Set problem:
Repeat the records below exactly, leaving out every picture.

** START Working data **

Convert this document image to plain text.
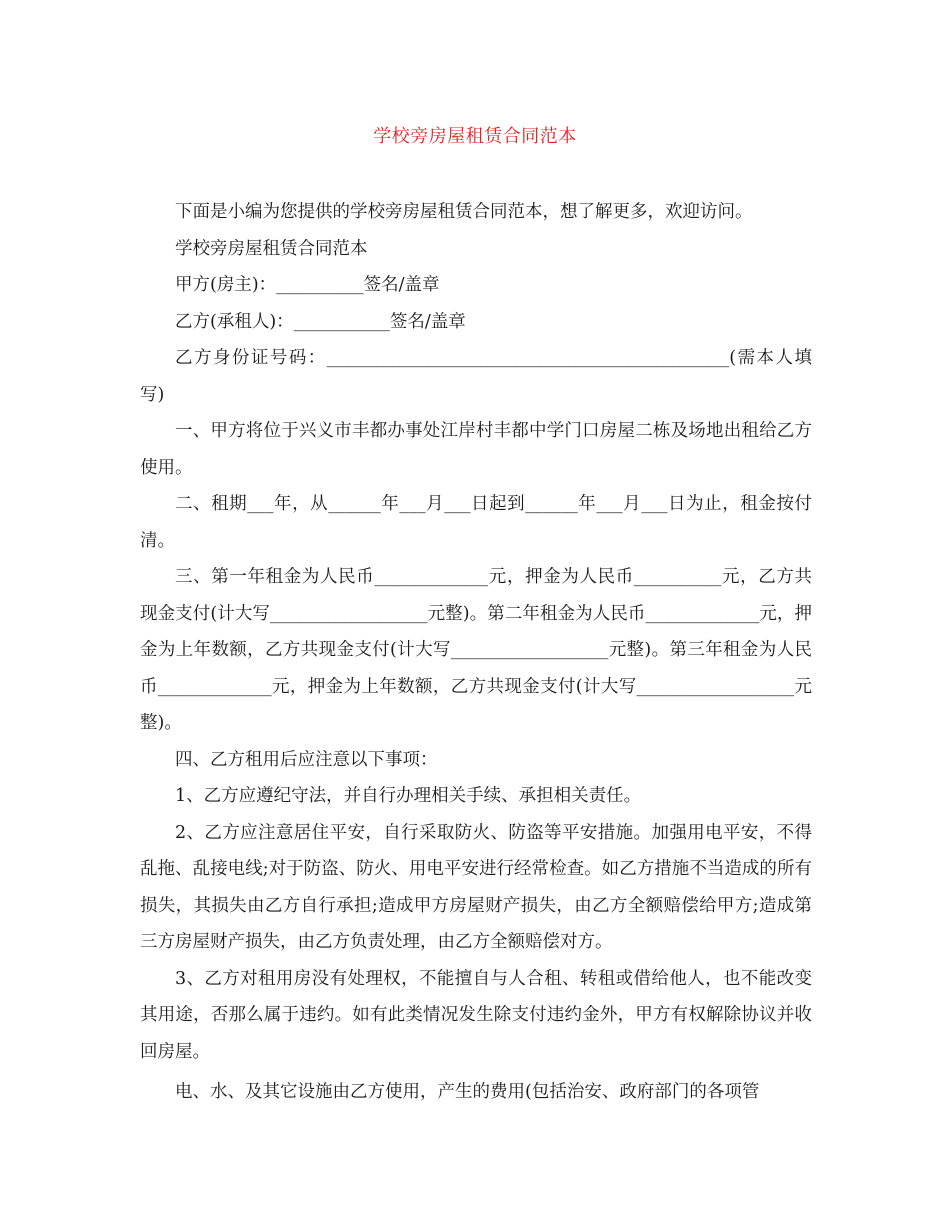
学校旁房屋租赁合同范本

下面是小编为您提供的学校旁房屋租赁合同范本，想了解更多，欢迎访问。

学校旁房屋租赁合同范本

甲方(房主)：__________签名/盖章

乙方(承租人)：___________签名/盖章

乙方身份证号码：______________________________________________(需本人填写)

一、甲方将位于兴义市丰都办事处江岸村丰都中学门口房屋二栋及场地出租给乙方使用。

二、租期___年，从______年___月___日起到______年___月___日为止，租金按付清。

三、第一年租金为人民币_____________元，押金为人民币__________元，乙方共现金支付(计大写__________________元整)。第二年租金为人民币_____________元，押金为上年数额，乙方共现金支付(计大写__________________元整)。第三年租金为人民币_____________元，押金为上年数额，乙方共现金支付(计大写__________________元整)。

四、乙方租用后应注意以下事项：

1、乙方应遵纪守法，并自行办理相关手续、承担相关责任。

2、乙方应注意居住平安，自行采取防火、防盗等平安措施。加强用电平安，不得乱拖、乱接电线;对于防盗、防火、用电平安进行经常检查。如乙方措施不当造成的所有损失，其损失由乙方自行承担;造成甲方房屋财产损失，由乙方全额赔偿给甲方;造成第三方房屋财产损失，由乙方负责处理，由乙方全额赔偿对方。

3、乙方对租用房没有处理权，不能擅自与人合租、转租或借给他人，也不能改变其用途，否那么属于违约。如有此类情况发生除支付违约金外，甲方有权解除协议并收回房屋。

电、水、及其它设施由乙方使用，产生的费用(包括治安、政府部门的各项管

** END Working data **

Full solution:
Convert this document image to plain text.
学校旁房屋租赁合同范本

下面是小编为您提供的学校旁房屋租赁合同范本，想了解更多，欢迎访问。

学校旁房屋租赁合同范本

甲方(房主)：__________签名/盖章

乙方(承租人)：___________签名/盖章

乙方身份证号码：______________________________________________(需本人填写)

一、甲方将位于兴义市丰都办事处江岸村丰都中学门口房屋二栋及场地出租给乙方使用。

二、租期___年，从______年___月___日起到______年___月___日为止，租金按付清。

三、第一年租金为人民币_____________元，押金为人民币__________元，乙方共现金支付(计大写__________________元整)。第二年租金为人民币_____________元，押金为上年数额，乙方共现金支付(计大写__________________元整)。第三年租金为人民币_____________元，押金为上年数额，乙方共现金支付(计大写__________________元整)。

四、乙方租用后应注意以下事项：

1、乙方应遵纪守法，并自行办理相关手续、承担相关责任。

2、乙方应注意居住平安，自行采取防火、防盗等平安措施。加强用电平安，不得乱拖、乱接电线;对于防盗、防火、用电平安进行经常检查。如乙方措施不当造成的所有损失，其损失由乙方自行承担;造成甲方房屋财产损失，由乙方全额赔偿给甲方;造成第三方房屋财产损失，由乙方负责处理，由乙方全额赔偿对方。

3、乙方对租用房没有处理权，不能擅自与人合租、转租或借给他人，也不能改变其用途，否那么属于违约。如有此类情况发生除支付违约金外，甲方有权解除协议并收回房屋。

电、水、及其它设施由乙方使用，产生的费用(包括治安、政府部门的各项管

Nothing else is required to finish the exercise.